__Task statement__: Below is a listing; write it out exactly and drop any images from it.

__Records provided__:
= = = = = = =
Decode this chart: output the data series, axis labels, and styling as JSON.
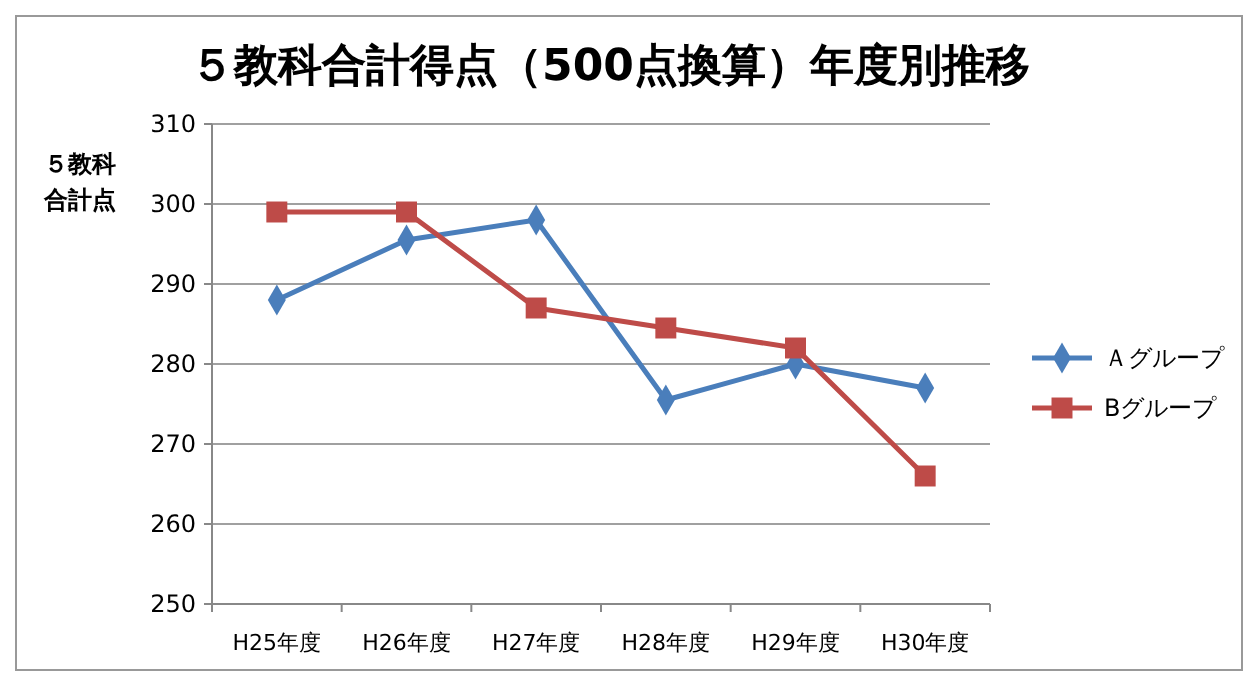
{
  "chart_data": {
    "type": "line",
    "title": "５教科合計得点（500点換算）年度別推移",
    "ylabel": "５教科合計点",
    "categories": [
      "H25年度",
      "H26年度",
      "H27年度",
      "H28年度",
      "H29年度",
      "H30年度"
    ],
    "series": [
      {
        "name": "Ａグループ",
        "color": "#4a7ebb",
        "marker": "diamond",
        "values": [
          288,
          295.5,
          298,
          275.5,
          280,
          277
        ]
      },
      {
        "name": "Bグループ",
        "color": "#be4b48",
        "marker": "square",
        "values": [
          299,
          299,
          287,
          284.5,
          282,
          266
        ]
      }
    ],
    "ylim": [
      250,
      310
    ],
    "yticks": [
      250,
      260,
      270,
      280,
      290,
      300,
      310
    ],
    "grid": "y",
    "legend": "right",
    "line_style": "solid"
  }
}
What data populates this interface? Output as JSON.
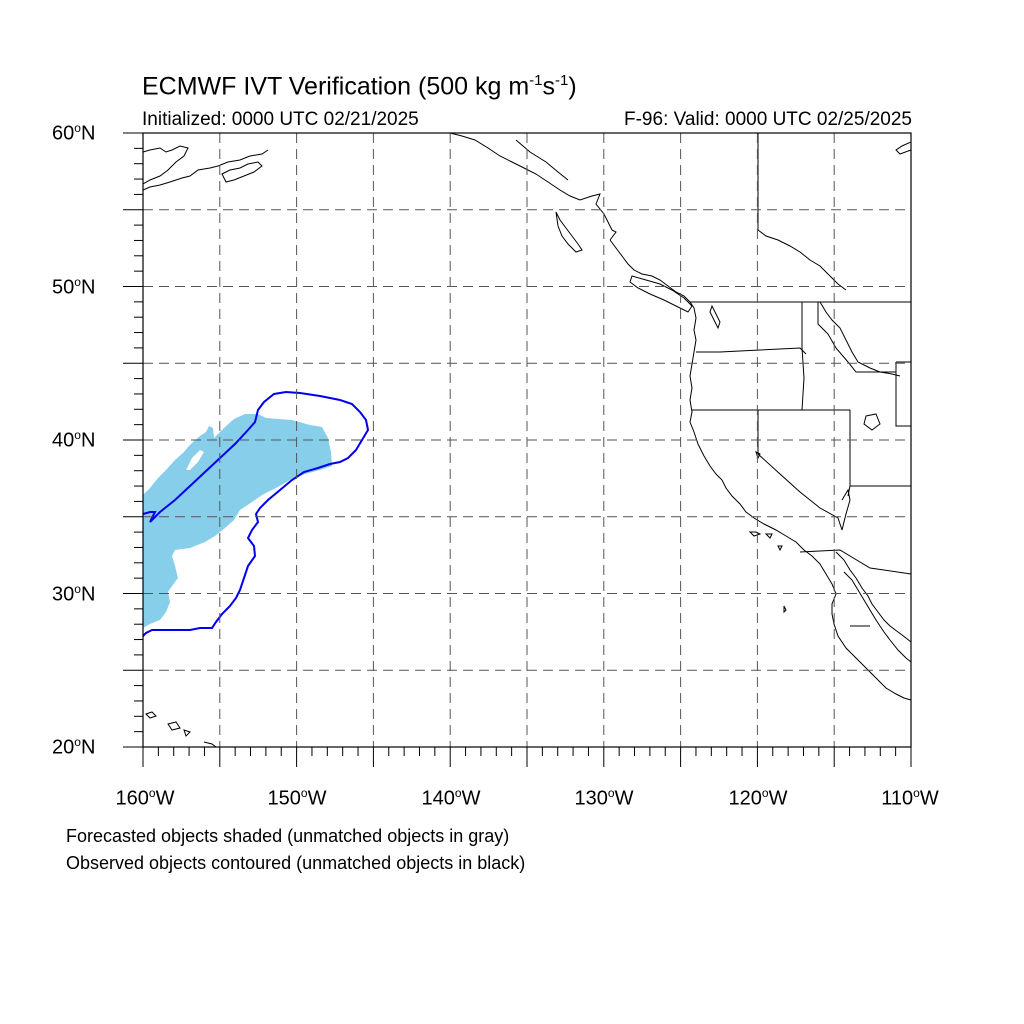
{
  "title": {
    "main": "ECMWF IVT Verification (500 kg m",
    "sup1": "-1",
    "mid": "s",
    "sup2": "-1",
    "end": ")"
  },
  "subtitle": {
    "initialized": "Initialized: 0000 UTC 02/21/2025",
    "valid": "F-96: Valid: 0000 UTC 02/25/2025"
  },
  "axes": {
    "lat_labels": [
      {
        "num": "60",
        "hemi": "N"
      },
      {
        "num": "50",
        "hemi": "N"
      },
      {
        "num": "40",
        "hemi": "N"
      },
      {
        "num": "30",
        "hemi": "N"
      },
      {
        "num": "20",
        "hemi": "N"
      }
    ],
    "lon_labels": [
      {
        "num": "160",
        "hemi": "W"
      },
      {
        "num": "150",
        "hemi": "W"
      },
      {
        "num": "140",
        "hemi": "W"
      },
      {
        "num": "130",
        "hemi": "W"
      },
      {
        "num": "120",
        "hemi": "W"
      },
      {
        "num": "110",
        "hemi": "W"
      }
    ],
    "degree_symbol": "o",
    "lat_range": [
      20,
      60
    ],
    "lon_range": [
      -160,
      -110
    ],
    "grid_spacing_deg": 5
  },
  "map_extent": {
    "lon": [
      -160,
      -110
    ],
    "lat": [
      20,
      60
    ]
  },
  "notes": {
    "line1": "Forecasted objects shaded (unmatched objects in gray)",
    "line2": "Observed objects contoured (unmatched objects in black)"
  },
  "colors": {
    "forecast_fill": "#87ceeb",
    "observed_contour": "#0000ee",
    "coastline": "#000000",
    "grid": "#555555"
  }
}
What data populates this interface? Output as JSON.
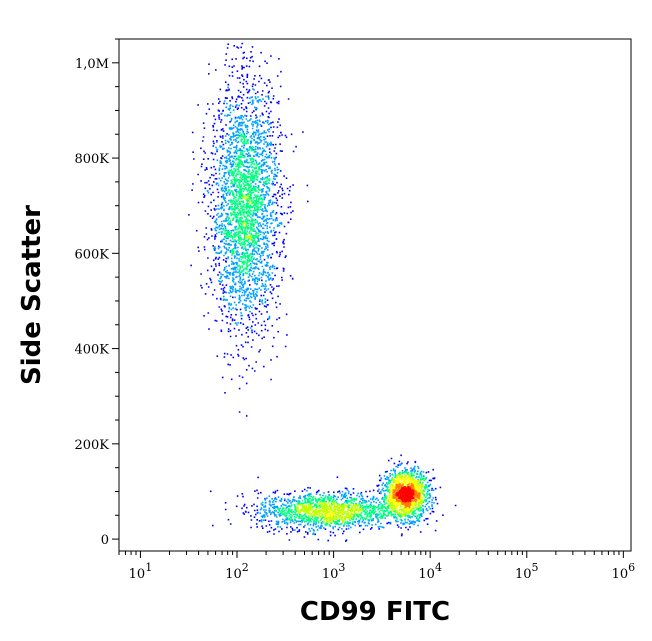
{
  "chart_data": {
    "type": "scatter",
    "subtype": "flow-cytometry-density-dot-plot",
    "title": "",
    "xlabel": "CD99 FITC",
    "ylabel": "Side Scatter",
    "x_scale": "log",
    "y_scale": "linear",
    "xlim": [
      6,
      1200000
    ],
    "ylim": [
      -25000,
      1050000
    ],
    "grid": false,
    "legend": "none",
    "x_ticks": [
      {
        "value": 10,
        "label": "10^1",
        "base": "10",
        "exp": "1"
      },
      {
        "value": 100,
        "label": "10^2",
        "base": "10",
        "exp": "2"
      },
      {
        "value": 1000,
        "label": "10^3",
        "base": "10",
        "exp": "3"
      },
      {
        "value": 10000,
        "label": "10^4",
        "base": "10",
        "exp": "4"
      },
      {
        "value": 100000,
        "label": "10^5",
        "base": "10",
        "exp": "5"
      },
      {
        "value": 1000000,
        "label": "10^6",
        "base": "10",
        "exp": "6"
      }
    ],
    "y_ticks": [
      {
        "value": 0,
        "label": "0"
      },
      {
        "value": 200000,
        "label": "200K"
      },
      {
        "value": 400000,
        "label": "400K"
      },
      {
        "value": 600000,
        "label": "600K"
      },
      {
        "value": 800000,
        "label": "800K"
      },
      {
        "value": 1000000,
        "label": "1,0M"
      }
    ],
    "density_colors": [
      "#0000ff",
      "#00a0ff",
      "#00ff80",
      "#c0ff00",
      "#ffff00",
      "#ff8000",
      "#ff0000"
    ],
    "populations": [
      {
        "name": "",
        "center_x": 120,
        "center_y": 700000,
        "spread_log10_x": 0.18,
        "spread_y": 130000,
        "events": 3000
      },
      {
        "name": "",
        "center_x": 800,
        "center_y": 60000,
        "spread_log10_x": 0.35,
        "spread_y": 20000,
        "events": 1500
      },
      {
        "name": "",
        "center_x": 5500,
        "center_y": 95000,
        "spread_log10_x": 0.12,
        "spread_y": 25000,
        "events": 1500
      }
    ]
  }
}
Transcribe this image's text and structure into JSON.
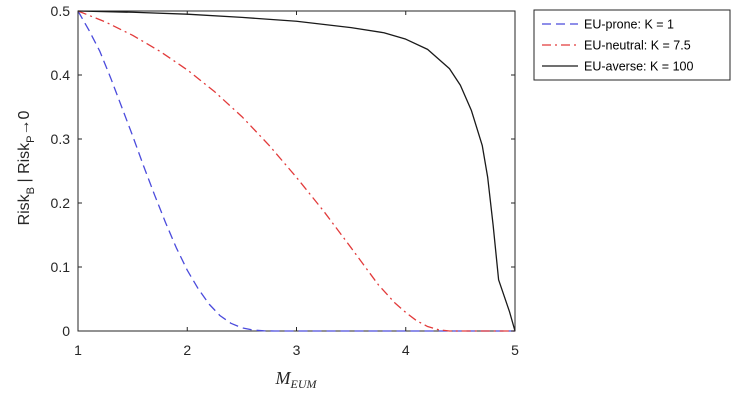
{
  "chart_data": {
    "type": "line",
    "title": "",
    "xlabel": {
      "main": "M",
      "sub": "EUM"
    },
    "ylabel": {
      "p1": "Risk",
      "s1": "B",
      "p2": " | Risk",
      "s2": "P",
      "p3": "→0"
    },
    "xlim": [
      1,
      5
    ],
    "ylim": [
      0,
      0.5
    ],
    "xticks": [
      1,
      2,
      3,
      4,
      5
    ],
    "yticks": [
      0,
      0.1,
      0.2,
      0.3,
      0.4,
      0.5
    ],
    "xtick_labels": [
      "1",
      "2",
      "3",
      "4",
      "5"
    ],
    "ytick_labels": [
      "0",
      "0.1",
      "0.2",
      "0.3",
      "0.4",
      "0.5"
    ],
    "grid": false,
    "legend_position": "outside-top-right",
    "series": [
      {
        "name": "EU-prone: K = 1",
        "color": "#4b4bdc",
        "style": "dashed",
        "x": [
          1.0,
          1.1,
          1.2,
          1.3,
          1.4,
          1.5,
          1.6,
          1.7,
          1.8,
          1.9,
          2.0,
          2.1,
          2.2,
          2.3,
          2.4,
          2.5,
          2.6,
          2.7,
          2.8,
          3.0,
          3.5,
          4.0,
          4.5,
          5.0
        ],
        "y": [
          0.5,
          0.47,
          0.437,
          0.395,
          0.35,
          0.305,
          0.258,
          0.213,
          0.17,
          0.13,
          0.095,
          0.066,
          0.042,
          0.024,
          0.012,
          0.005,
          0.0015,
          0.0003,
          0.0,
          0.0,
          0.0,
          0.0,
          0.0,
          0.0
        ]
      },
      {
        "name": "EU-neutral: K = 7.5",
        "color": "#e23b3b",
        "style": "dashdot",
        "x": [
          1.0,
          1.25,
          1.5,
          1.75,
          2.0,
          2.25,
          2.5,
          2.75,
          3.0,
          3.25,
          3.5,
          3.75,
          3.9,
          4.0,
          4.1,
          4.2,
          4.3,
          4.4,
          4.5,
          5.0
        ],
        "y": [
          0.5,
          0.483,
          0.462,
          0.437,
          0.408,
          0.374,
          0.335,
          0.29,
          0.24,
          0.187,
          0.13,
          0.072,
          0.044,
          0.029,
          0.016,
          0.007,
          0.002,
          0.0,
          0.0,
          0.0
        ]
      },
      {
        "name": "EU-averse: K = 100",
        "color": "#1a1a1a",
        "style": "solid",
        "x": [
          1.0,
          1.5,
          2.0,
          2.5,
          3.0,
          3.5,
          3.8,
          4.0,
          4.2,
          4.4,
          4.5,
          4.6,
          4.7,
          4.75,
          4.8,
          4.85,
          4.9,
          4.95,
          5.0
        ],
        "y": [
          0.5,
          0.498,
          0.495,
          0.49,
          0.484,
          0.474,
          0.466,
          0.456,
          0.44,
          0.41,
          0.384,
          0.345,
          0.29,
          0.24,
          0.165,
          0.08,
          0.055,
          0.03,
          0.0
        ]
      }
    ]
  }
}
= = = = = = =
__Response to the task__:
Decode this chart: output the data series, axis labels, and styling as JSON.
{
  "chart_data": {
    "type": "line",
    "title": "５教科合計得点（500点換算）年度別推移",
    "ylabel": "５教科合計点",
    "categories": [
      "H25年度",
      "H26年度",
      "H27年度",
      "H28年度",
      "H29年度",
      "H30年度"
    ],
    "series": [
      {
        "name": "Ａグループ",
        "color": "#4a7ebb",
        "marker": "diamond",
        "values": [
          288,
          295.5,
          298,
          275.5,
          280,
          277
        ]
      },
      {
        "name": "Bグループ",
        "color": "#be4b48",
        "marker": "square",
        "values": [
          299,
          299,
          287,
          284.5,
          282,
          266
        ]
      }
    ],
    "ylim": [
      250,
      310
    ],
    "yticks": [
      250,
      260,
      270,
      280,
      290,
      300,
      310
    ],
    "grid": "y",
    "legend": "right",
    "line_style": "solid"
  }
}
What data populates this interface? Output as JSON.
{
  "title": {
    "main": "ECMWF IVT Verification (500 kg m",
    "sup1": "-1",
    "mid": "s",
    "sup2": "-1",
    "end": ")"
  },
  "subtitle": {
    "initialized": "Initialized: 0000 UTC 02/21/2025",
    "valid": "F-96: Valid: 0000 UTC 02/25/2025"
  },
  "axes": {
    "lat_labels": [
      {
        "num": "60",
        "hemi": "N"
      },
      {
        "num": "50",
        "hemi": "N"
      },
      {
        "num": "40",
        "hemi": "N"
      },
      {
        "num": "30",
        "hemi": "N"
      },
      {
        "num": "20",
        "hemi": "N"
      }
    ],
    "lon_labels": [
      {
        "num": "160",
        "hemi": "W"
      },
      {
        "num": "150",
        "hemi": "W"
      },
      {
        "num": "140",
        "hemi": "W"
      },
      {
        "num": "130",
        "hemi": "W"
      },
      {
        "num": "120",
        "hemi": "W"
      },
      {
        "num": "110",
        "hemi": "W"
      }
    ],
    "degree_symbol": "o",
    "lat_range": [
      20,
      60
    ],
    "lon_range": [
      -160,
      -110
    ],
    "grid_spacing_deg": 5
  },
  "map_extent": {
    "lon": [
      -160,
      -110
    ],
    "lat": [
      20,
      60
    ]
  },
  "notes": {
    "line1": "Forecasted objects shaded (unmatched objects in gray)",
    "line2": "Observed objects contoured (unmatched objects in black)"
  },
  "colors": {
    "forecast_fill": "#87ceeb",
    "observed_contour": "#0000ee",
    "coastline": "#000000",
    "grid": "#555555"
  }
}
What data populates this interface? Output as JSON.
{
  "chart_data": {
    "type": "scatter",
    "subtype": "flow-cytometry-density-dot-plot",
    "title": "",
    "xlabel": "CD99 FITC",
    "ylabel": "Side Scatter",
    "x_scale": "log",
    "y_scale": "linear",
    "xlim": [
      6,
      1200000
    ],
    "ylim": [
      -25000,
      1050000
    ],
    "grid": false,
    "legend": "none",
    "x_ticks": [
      {
        "value": 10,
        "label": "10^1",
        "base": "10",
        "exp": "1"
      },
      {
        "value": 100,
        "label": "10^2",
        "base": "10",
        "exp": "2"
      },
      {
        "value": 1000,
        "label": "10^3",
        "base": "10",
        "exp": "3"
      },
      {
        "value": 10000,
        "label": "10^4",
        "base": "10",
        "exp": "4"
      },
      {
        "value": 100000,
        "label": "10^5",
        "base": "10",
        "exp": "5"
      },
      {
        "value": 1000000,
        "label": "10^6",
        "base": "10",
        "exp": "6"
      }
    ],
    "y_ticks": [
      {
        "value": 0,
        "label": "0"
      },
      {
        "value": 200000,
        "label": "200K"
      },
      {
        "value": 400000,
        "label": "400K"
      },
      {
        "value": 600000,
        "label": "600K"
      },
      {
        "value": 800000,
        "label": "800K"
      },
      {
        "value": 1000000,
        "label": "1,0M"
      }
    ],
    "density_colors": [
      "#0000ff",
      "#00a0ff",
      "#00ff80",
      "#c0ff00",
      "#ffff00",
      "#ff8000",
      "#ff0000"
    ],
    "populations": [
      {
        "name": "",
        "center_x": 120,
        "center_y": 700000,
        "spread_log10_x": 0.18,
        "spread_y": 130000,
        "events": 3000
      },
      {
        "name": "",
        "center_x": 800,
        "center_y": 60000,
        "spread_log10_x": 0.35,
        "spread_y": 20000,
        "events": 1500
      },
      {
        "name": "",
        "center_x": 5500,
        "center_y": 95000,
        "spread_log10_x": 0.12,
        "spread_y": 25000,
        "events": 1500
      }
    ]
  }
}
Transcribe this image's text and structure into JSON.
{
  "chart_data": {
    "type": "line",
    "title": "",
    "xlabel": {
      "main": "M",
      "sub": "EUM"
    },
    "ylabel": {
      "p1": "Risk",
      "s1": "B",
      "p2": " | Risk",
      "s2": "P",
      "p3": "→0"
    },
    "xlim": [
      1,
      5
    ],
    "ylim": [
      0,
      0.5
    ],
    "xticks": [
      1,
      2,
      3,
      4,
      5
    ],
    "yticks": [
      0,
      0.1,
      0.2,
      0.3,
      0.4,
      0.5
    ],
    "xtick_labels": [
      "1",
      "2",
      "3",
      "4",
      "5"
    ],
    "ytick_labels": [
      "0",
      "0.1",
      "0.2",
      "0.3",
      "0.4",
      "0.5"
    ],
    "grid": false,
    "legend_position": "outside-top-right",
    "series": [
      {
        "name": "EU-prone: K = 1",
        "color": "#4b4bdc",
        "style": "dashed",
        "x": [
          1.0,
          1.1,
          1.2,
          1.3,
          1.4,
          1.5,
          1.6,
          1.7,
          1.8,
          1.9,
          2.0,
          2.1,
          2.2,
          2.3,
          2.4,
          2.5,
          2.6,
          2.7,
          2.8,
          3.0,
          3.5,
          4.0,
          4.5,
          5.0
        ],
        "y": [
          0.5,
          0.47,
          0.437,
          0.395,
          0.35,
          0.305,
          0.258,
          0.213,
          0.17,
          0.13,
          0.095,
          0.066,
          0.042,
          0.024,
          0.012,
          0.005,
          0.0015,
          0.0003,
          0.0,
          0.0,
          0.0,
          0.0,
          0.0,
          0.0
        ]
      },
      {
        "name": "EU-neutral: K = 7.5",
        "color": "#e23b3b",
        "style": "dashdot",
        "x": [
          1.0,
          1.25,
          1.5,
          1.75,
          2.0,
          2.25,
          2.5,
          2.75,
          3.0,
          3.25,
          3.5,
          3.75,
          3.9,
          4.0,
          4.1,
          4.2,
          4.3,
          4.4,
          4.5,
          5.0
        ],
        "y": [
          0.5,
          0.483,
          0.462,
          0.437,
          0.408,
          0.374,
          0.335,
          0.29,
          0.24,
          0.187,
          0.13,
          0.072,
          0.044,
          0.029,
          0.016,
          0.007,
          0.002,
          0.0,
          0.0,
          0.0
        ]
      },
      {
        "name": "EU-averse: K = 100",
        "color": "#1a1a1a",
        "style": "solid",
        "x": [
          1.0,
          1.5,
          2.0,
          2.5,
          3.0,
          3.5,
          3.8,
          4.0,
          4.2,
          4.4,
          4.5,
          4.6,
          4.7,
          4.75,
          4.8,
          4.85,
          4.9,
          4.95,
          5.0
        ],
        "y": [
          0.5,
          0.498,
          0.495,
          0.49,
          0.484,
          0.474,
          0.466,
          0.456,
          0.44,
          0.41,
          0.384,
          0.345,
          0.29,
          0.24,
          0.165,
          0.08,
          0.055,
          0.03,
          0.0
        ]
      }
    ]
  }
}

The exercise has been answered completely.